Exercise directions >>
Draw out every line with the word "مدونة" from the listing below.

● ● ● ● ●

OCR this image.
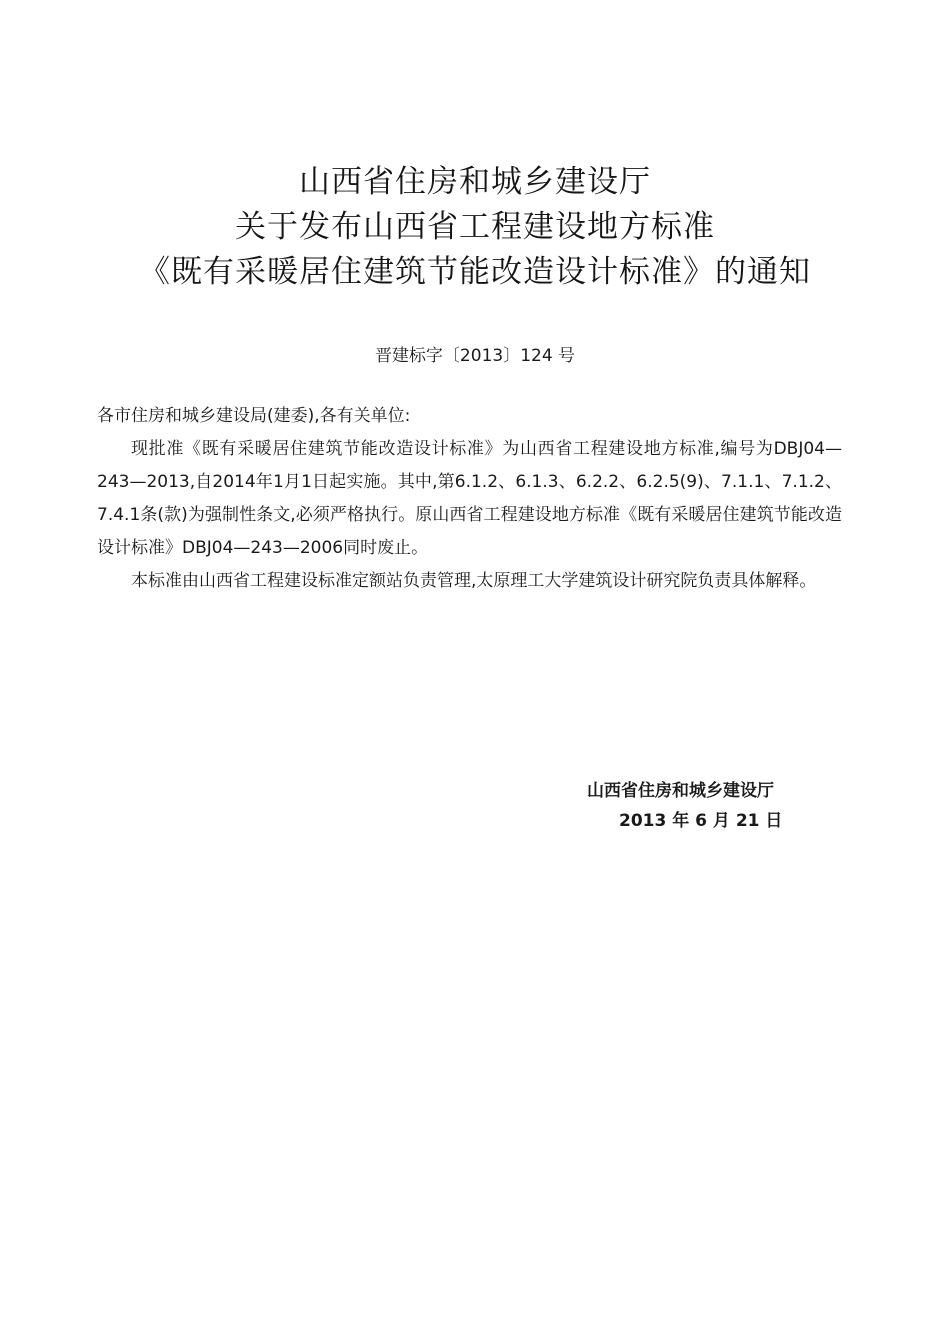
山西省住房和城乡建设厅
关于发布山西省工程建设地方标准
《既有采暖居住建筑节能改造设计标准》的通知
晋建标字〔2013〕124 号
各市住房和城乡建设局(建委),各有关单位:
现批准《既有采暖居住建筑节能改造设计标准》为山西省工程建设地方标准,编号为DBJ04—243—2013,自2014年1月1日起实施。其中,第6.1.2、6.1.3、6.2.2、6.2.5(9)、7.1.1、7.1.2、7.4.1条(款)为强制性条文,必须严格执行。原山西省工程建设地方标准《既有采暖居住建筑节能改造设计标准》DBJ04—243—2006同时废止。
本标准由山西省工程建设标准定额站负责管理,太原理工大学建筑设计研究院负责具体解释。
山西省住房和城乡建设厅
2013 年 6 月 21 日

● ● ● ● ●

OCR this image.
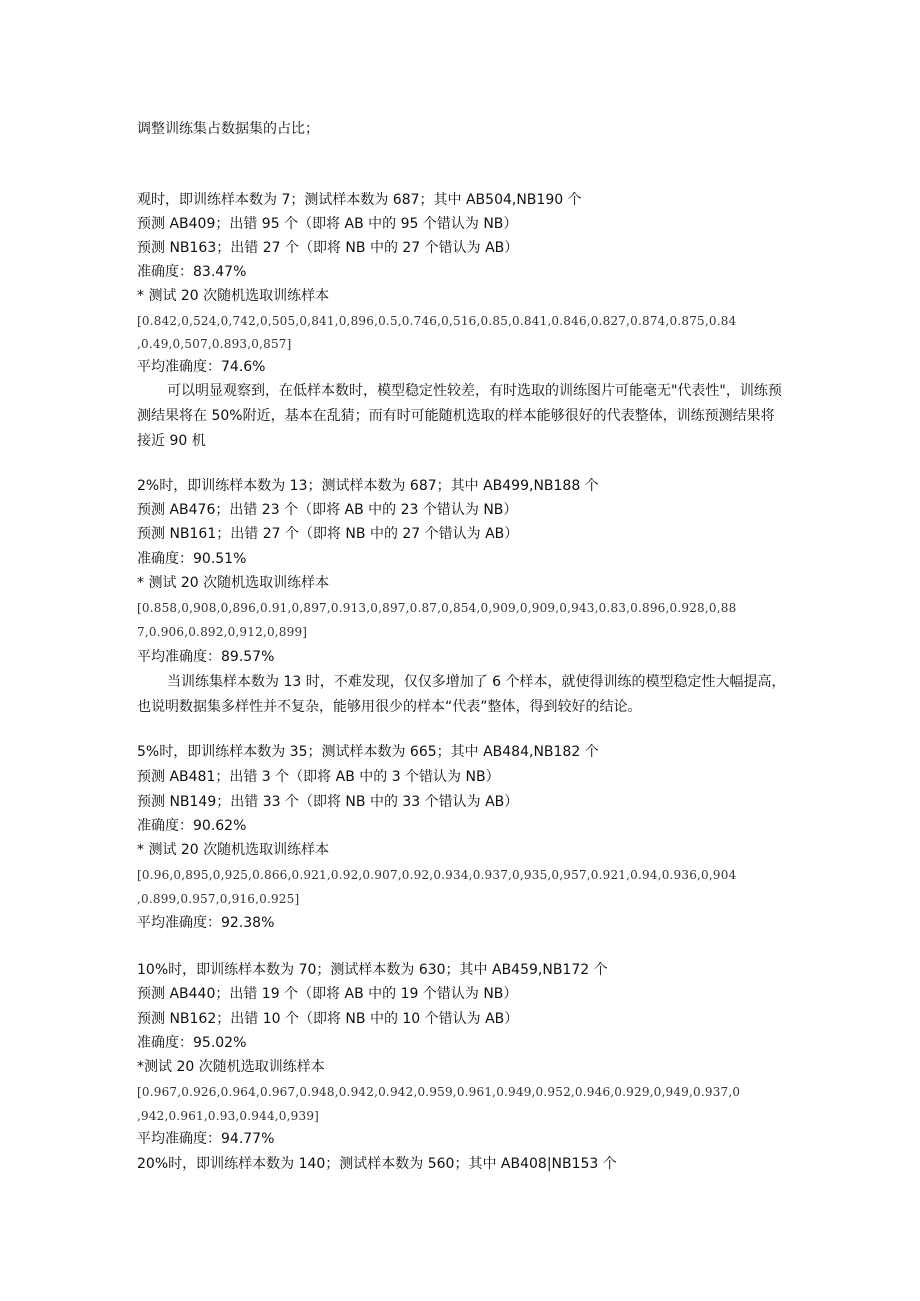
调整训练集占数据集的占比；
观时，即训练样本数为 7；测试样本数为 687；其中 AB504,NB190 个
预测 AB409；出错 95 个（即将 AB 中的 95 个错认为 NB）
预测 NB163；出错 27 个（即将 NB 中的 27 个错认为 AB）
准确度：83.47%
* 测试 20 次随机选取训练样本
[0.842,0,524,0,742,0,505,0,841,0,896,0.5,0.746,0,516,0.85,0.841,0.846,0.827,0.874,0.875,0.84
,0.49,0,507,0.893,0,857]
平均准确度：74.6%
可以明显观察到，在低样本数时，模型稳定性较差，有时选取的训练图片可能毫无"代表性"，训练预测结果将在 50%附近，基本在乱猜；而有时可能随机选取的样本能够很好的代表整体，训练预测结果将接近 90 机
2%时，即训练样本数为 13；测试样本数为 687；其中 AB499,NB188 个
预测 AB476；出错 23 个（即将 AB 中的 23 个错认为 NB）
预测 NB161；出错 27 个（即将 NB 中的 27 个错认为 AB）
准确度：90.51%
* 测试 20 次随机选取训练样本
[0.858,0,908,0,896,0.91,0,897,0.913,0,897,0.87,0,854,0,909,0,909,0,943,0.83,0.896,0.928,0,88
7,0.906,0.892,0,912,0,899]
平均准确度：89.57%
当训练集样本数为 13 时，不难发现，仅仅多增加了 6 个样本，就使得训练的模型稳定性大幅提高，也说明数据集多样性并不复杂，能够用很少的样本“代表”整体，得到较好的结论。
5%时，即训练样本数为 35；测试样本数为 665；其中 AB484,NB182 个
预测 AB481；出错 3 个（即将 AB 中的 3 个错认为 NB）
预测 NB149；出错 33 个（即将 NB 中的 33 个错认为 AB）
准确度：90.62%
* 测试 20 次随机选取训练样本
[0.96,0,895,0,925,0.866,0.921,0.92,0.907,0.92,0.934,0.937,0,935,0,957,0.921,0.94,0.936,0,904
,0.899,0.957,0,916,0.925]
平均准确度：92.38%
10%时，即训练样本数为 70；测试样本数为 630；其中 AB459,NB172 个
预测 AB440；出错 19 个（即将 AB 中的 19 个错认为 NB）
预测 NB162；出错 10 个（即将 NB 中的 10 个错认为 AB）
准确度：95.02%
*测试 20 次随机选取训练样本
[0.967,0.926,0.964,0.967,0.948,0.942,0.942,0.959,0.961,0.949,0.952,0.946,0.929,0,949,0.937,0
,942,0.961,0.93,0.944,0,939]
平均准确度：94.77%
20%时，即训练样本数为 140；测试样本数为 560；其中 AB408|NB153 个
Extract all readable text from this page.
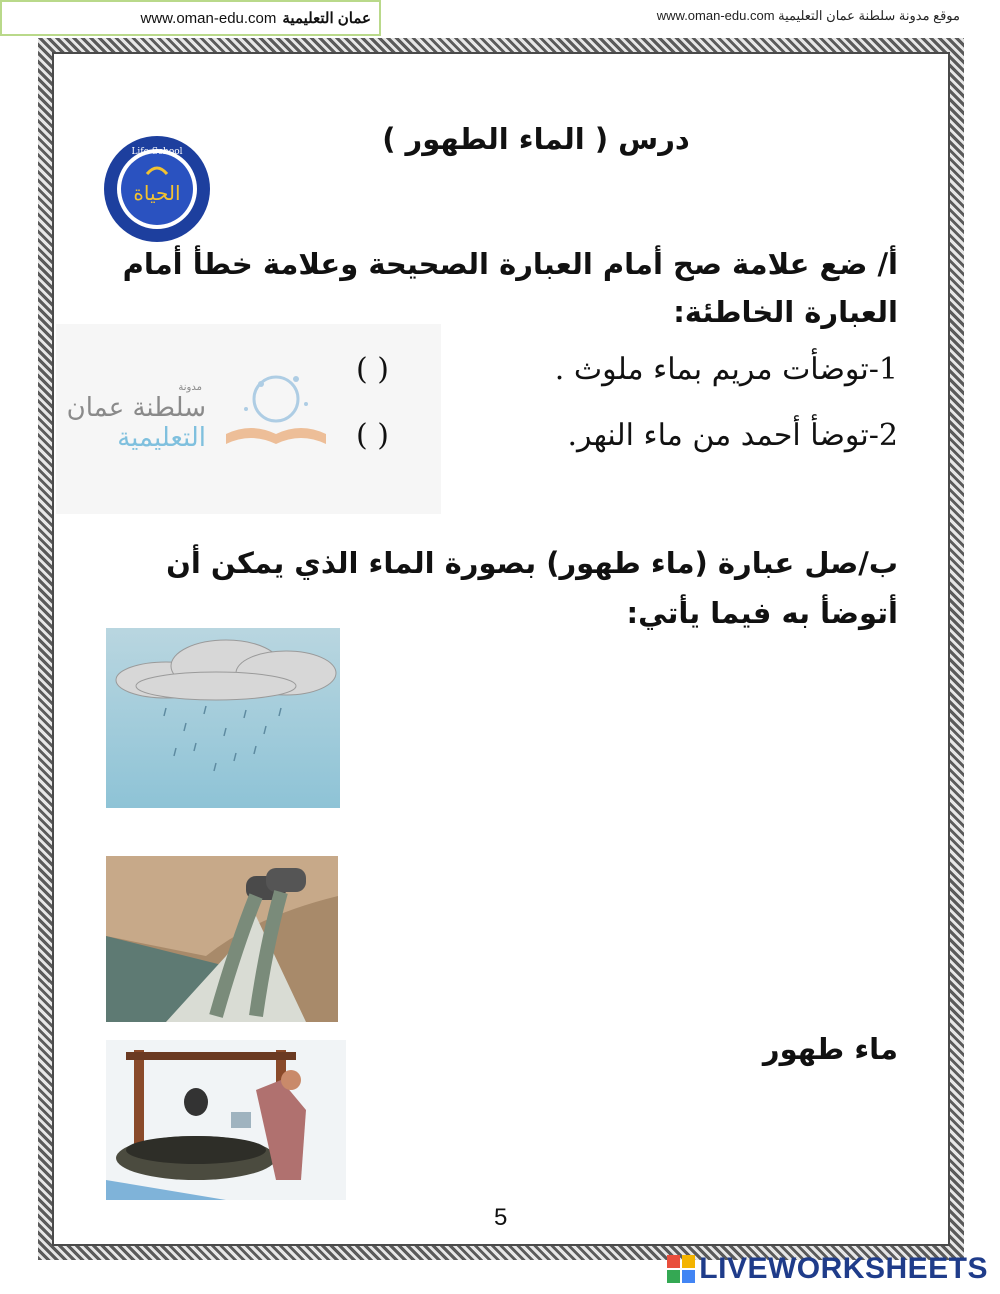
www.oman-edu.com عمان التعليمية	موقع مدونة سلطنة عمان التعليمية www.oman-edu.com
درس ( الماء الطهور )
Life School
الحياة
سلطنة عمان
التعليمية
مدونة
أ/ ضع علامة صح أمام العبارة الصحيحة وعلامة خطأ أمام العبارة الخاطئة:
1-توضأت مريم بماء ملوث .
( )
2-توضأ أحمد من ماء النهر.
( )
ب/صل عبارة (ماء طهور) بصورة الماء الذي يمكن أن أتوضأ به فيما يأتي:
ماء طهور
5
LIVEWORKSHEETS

● ● ● ● ●

Solved exercise >>
www.oman-edu.com عمان التعليمية	موقع مدونة سلطنة عمان التعليمية www.oman-edu.com
مدونة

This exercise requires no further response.